Description of the task:
Search the listing for "среда" and copy every line where it appears.

Source data:
************
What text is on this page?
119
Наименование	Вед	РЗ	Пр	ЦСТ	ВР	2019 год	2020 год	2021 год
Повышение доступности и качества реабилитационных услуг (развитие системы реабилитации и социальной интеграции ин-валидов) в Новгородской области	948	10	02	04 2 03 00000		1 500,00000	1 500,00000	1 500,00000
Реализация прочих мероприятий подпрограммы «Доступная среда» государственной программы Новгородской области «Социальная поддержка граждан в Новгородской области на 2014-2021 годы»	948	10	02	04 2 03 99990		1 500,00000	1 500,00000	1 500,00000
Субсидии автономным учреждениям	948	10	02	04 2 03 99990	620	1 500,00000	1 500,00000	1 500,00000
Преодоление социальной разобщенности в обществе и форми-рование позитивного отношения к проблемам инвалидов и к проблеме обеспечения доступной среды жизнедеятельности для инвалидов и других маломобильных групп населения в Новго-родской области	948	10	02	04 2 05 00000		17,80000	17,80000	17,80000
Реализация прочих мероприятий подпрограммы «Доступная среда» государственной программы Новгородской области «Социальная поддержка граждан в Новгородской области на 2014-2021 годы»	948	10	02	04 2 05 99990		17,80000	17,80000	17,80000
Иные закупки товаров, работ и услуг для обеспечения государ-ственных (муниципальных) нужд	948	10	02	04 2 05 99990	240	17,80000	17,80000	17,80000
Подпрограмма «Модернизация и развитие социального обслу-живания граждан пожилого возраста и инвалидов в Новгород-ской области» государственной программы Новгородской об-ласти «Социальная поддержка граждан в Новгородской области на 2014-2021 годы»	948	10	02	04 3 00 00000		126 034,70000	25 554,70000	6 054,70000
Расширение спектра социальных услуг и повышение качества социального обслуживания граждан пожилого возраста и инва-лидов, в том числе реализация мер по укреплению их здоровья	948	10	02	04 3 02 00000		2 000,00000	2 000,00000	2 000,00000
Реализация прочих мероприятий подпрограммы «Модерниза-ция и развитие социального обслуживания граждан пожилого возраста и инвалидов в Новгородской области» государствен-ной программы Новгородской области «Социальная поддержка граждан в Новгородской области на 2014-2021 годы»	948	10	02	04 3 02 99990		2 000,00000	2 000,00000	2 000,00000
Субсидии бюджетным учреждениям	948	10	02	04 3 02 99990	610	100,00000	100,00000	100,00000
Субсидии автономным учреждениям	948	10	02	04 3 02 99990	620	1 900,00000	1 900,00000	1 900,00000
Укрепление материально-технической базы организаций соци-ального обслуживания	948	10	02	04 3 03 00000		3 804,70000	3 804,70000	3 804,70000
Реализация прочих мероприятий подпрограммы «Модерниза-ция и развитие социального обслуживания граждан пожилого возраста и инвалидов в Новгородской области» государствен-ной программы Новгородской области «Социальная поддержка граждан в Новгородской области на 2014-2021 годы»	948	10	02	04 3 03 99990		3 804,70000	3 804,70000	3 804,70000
************
Output:
Реализация прочих мероприятий подпрограммы «Доступная среда» государственной программы Новгородской области «Социальная поддержка граждан в Новгородской области на 2014-2021 годы»	948	10	02	04 2 03 99990		1 500,00000	1 500,00000	1 500,00000
Реализация прочих мероприятий подпрограммы «Доступная среда» государственной программы Новгородской области «Социальная поддержка граждан в Новгородской области на 2014-2021 годы»	948	10	02	04 2 05 99990		17,80000	17,80000	17,80000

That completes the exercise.